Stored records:

━━━

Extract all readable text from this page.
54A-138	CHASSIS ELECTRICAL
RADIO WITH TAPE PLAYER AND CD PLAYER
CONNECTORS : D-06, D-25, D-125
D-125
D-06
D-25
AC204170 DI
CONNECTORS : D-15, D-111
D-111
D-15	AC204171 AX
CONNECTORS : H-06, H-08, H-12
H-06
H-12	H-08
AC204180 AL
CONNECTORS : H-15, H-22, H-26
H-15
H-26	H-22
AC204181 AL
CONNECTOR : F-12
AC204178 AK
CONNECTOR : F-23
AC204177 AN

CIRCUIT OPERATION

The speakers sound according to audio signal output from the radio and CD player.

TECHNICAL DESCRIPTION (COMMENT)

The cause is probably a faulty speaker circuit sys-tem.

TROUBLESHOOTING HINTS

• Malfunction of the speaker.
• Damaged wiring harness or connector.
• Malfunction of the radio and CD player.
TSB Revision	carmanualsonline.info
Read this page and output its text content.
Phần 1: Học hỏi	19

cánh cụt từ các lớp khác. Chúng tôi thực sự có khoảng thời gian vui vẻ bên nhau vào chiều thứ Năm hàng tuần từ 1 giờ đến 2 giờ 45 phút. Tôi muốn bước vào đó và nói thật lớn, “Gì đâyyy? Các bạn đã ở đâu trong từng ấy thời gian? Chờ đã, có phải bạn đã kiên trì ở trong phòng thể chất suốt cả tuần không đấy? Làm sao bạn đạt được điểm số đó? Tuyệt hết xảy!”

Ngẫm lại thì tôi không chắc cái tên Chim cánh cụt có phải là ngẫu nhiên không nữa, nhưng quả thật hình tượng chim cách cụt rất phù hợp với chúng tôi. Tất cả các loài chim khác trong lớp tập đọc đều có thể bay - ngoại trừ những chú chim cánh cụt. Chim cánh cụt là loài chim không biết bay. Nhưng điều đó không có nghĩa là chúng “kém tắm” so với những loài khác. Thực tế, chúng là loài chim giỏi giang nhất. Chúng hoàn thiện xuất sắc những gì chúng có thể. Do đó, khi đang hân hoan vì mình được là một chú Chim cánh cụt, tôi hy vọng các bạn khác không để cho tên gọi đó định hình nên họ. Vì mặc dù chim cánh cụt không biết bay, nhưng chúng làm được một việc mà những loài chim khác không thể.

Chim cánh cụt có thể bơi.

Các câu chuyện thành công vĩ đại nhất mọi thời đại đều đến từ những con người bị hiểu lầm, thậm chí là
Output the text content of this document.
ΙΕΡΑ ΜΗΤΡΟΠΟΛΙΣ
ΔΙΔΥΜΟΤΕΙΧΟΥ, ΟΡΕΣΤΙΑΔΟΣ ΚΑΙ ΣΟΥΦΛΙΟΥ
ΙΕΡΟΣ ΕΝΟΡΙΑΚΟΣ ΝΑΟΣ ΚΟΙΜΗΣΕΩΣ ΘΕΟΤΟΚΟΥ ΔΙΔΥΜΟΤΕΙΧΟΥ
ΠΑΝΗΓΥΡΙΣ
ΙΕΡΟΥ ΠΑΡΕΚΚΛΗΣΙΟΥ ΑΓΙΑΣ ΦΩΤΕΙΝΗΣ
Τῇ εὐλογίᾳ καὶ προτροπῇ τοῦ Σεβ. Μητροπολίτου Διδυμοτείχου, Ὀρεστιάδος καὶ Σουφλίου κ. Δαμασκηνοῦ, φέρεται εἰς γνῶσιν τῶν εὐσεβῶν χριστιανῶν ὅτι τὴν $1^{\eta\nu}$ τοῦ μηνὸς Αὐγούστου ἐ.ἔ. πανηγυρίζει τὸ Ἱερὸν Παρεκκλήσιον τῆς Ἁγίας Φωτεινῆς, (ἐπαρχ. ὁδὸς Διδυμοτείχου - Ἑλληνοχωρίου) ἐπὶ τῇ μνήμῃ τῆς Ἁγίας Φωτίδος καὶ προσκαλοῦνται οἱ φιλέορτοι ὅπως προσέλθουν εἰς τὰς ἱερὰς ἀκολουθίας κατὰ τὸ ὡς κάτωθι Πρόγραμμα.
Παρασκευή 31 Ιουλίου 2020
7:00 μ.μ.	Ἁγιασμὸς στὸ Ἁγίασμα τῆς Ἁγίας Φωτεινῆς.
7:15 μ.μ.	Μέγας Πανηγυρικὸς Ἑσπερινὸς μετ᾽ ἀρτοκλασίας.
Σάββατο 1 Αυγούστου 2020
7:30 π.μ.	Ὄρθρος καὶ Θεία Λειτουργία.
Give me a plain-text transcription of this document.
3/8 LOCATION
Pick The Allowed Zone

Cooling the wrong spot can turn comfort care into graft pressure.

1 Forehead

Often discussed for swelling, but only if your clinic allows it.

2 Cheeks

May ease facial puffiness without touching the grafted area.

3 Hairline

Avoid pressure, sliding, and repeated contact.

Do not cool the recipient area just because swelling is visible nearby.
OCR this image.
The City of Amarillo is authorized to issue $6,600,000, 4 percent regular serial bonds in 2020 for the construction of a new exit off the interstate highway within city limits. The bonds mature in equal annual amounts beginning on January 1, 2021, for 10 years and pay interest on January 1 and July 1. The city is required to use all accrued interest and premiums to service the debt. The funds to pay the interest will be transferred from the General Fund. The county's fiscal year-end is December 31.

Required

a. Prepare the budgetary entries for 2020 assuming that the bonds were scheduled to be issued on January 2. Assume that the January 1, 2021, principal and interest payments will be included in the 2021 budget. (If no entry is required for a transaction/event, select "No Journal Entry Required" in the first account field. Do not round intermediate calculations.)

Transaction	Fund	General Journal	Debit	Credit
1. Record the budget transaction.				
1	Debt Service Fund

━━━

GOAL: In the data above, count the lines where the word "budget" appears; reply with the number only.

TASK SOLUTION: 2